DATA RECORDS
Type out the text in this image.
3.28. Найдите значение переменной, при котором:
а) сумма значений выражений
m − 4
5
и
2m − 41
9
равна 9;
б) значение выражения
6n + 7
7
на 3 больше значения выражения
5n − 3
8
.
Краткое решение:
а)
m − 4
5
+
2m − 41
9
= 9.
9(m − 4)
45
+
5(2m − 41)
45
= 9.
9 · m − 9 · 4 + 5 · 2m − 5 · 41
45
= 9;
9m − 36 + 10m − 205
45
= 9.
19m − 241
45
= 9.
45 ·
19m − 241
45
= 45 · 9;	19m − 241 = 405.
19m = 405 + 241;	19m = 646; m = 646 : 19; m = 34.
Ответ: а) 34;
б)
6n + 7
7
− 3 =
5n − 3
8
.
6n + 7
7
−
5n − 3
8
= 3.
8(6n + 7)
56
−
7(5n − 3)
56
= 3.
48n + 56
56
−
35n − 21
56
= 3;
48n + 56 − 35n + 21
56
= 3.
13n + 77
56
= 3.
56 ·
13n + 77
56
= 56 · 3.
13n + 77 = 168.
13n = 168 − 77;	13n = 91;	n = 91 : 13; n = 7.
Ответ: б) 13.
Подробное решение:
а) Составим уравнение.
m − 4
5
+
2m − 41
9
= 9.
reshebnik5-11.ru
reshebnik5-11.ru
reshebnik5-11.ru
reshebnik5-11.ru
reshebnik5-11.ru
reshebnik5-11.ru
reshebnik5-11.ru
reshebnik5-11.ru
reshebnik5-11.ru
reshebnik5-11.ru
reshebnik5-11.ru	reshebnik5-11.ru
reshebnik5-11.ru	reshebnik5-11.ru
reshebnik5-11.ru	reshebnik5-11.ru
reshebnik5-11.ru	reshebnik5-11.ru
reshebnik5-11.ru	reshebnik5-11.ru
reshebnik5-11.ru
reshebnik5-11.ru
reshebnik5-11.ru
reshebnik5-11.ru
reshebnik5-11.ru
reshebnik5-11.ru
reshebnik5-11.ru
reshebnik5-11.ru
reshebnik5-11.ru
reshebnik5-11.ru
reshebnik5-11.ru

TASK PROMPT
Type out all of the material again, word for word.

RESPONSE TO THIS TASK
Type out the text in this image.
3.28. Найдите значение переменной, при котором:
а) сумма значений выражений
m − 4
5
и
2m − 41
9
равна 9;
б) значение выражения
6n + 7
7
на 3 больше значения выражения
5n − 3
8
.
Краткое решение:
а)
m − 4
5
+
2m − 41
9
= 9.
9(m − 4)
45
+
5(2m − 41)
45
= 9.
9 · m − 9 · 4 + 5 · 2m − 5 · 41
45
= 9;
9m − 36 + 10m − 205
45
= 9.
19m − 241
45
= 9.
45 ·
19m − 241
45
= 45 · 9;	19m − 241 = 405.
19m = 405 + 241;	19m = 646; m = 646 : 19; m = 34.
Ответ: а) 34;
б)
6n + 7
7
− 3 =
5n − 3
8
.
6n + 7
7
−
5n − 3
8
= 3.
8(6n + 7)
56
−
7(5n − 3)
56
= 3.
48n + 56
56
−
35n − 21
56
= 3;
48n + 56 − 35n + 21
56
= 3.
13n + 77
56
= 3.
56 ·
13n + 77
56
= 56 · 3.
13n + 77 = 168.
13n = 168 − 77;	13n = 91;	n = 91 : 13; n = 7.
Ответ: б) 13.
Подробное решение:
а) Составим уравнение.
m − 4
5
+
2m − 41
9
= 9.
reshebnik5-11.ru
reshebnik5-11.ru
reshebnik5-11.ru
reshebnik5-11.ru
reshebnik5-11.ru
reshebnik5-11.ru
reshebnik5-11.ru
reshebnik5-11.ru
reshebnik5-11.ru
reshebnik5-11.ru
reshebnik5-11.ru	reshebnik5-11.ru
reshebnik5-11.ru	reshebnik5-11.ru
reshebnik5-11.ru	reshebnik5-11.ru
reshebnik5-11.ru	reshebnik5-11.ru
reshebnik5-11.ru	reshebnik5-11.ru
reshebnik5-11.ru
reshebnik5-11.ru
reshebnik5-11.ru
reshebnik5-11.ru
reshebnik5-11.ru
reshebnik5-11.ru
reshebnik5-11.ru
reshebnik5-11.ru
reshebnik5-11.ru
reshebnik5-11.ru
reshebnik5-11.ru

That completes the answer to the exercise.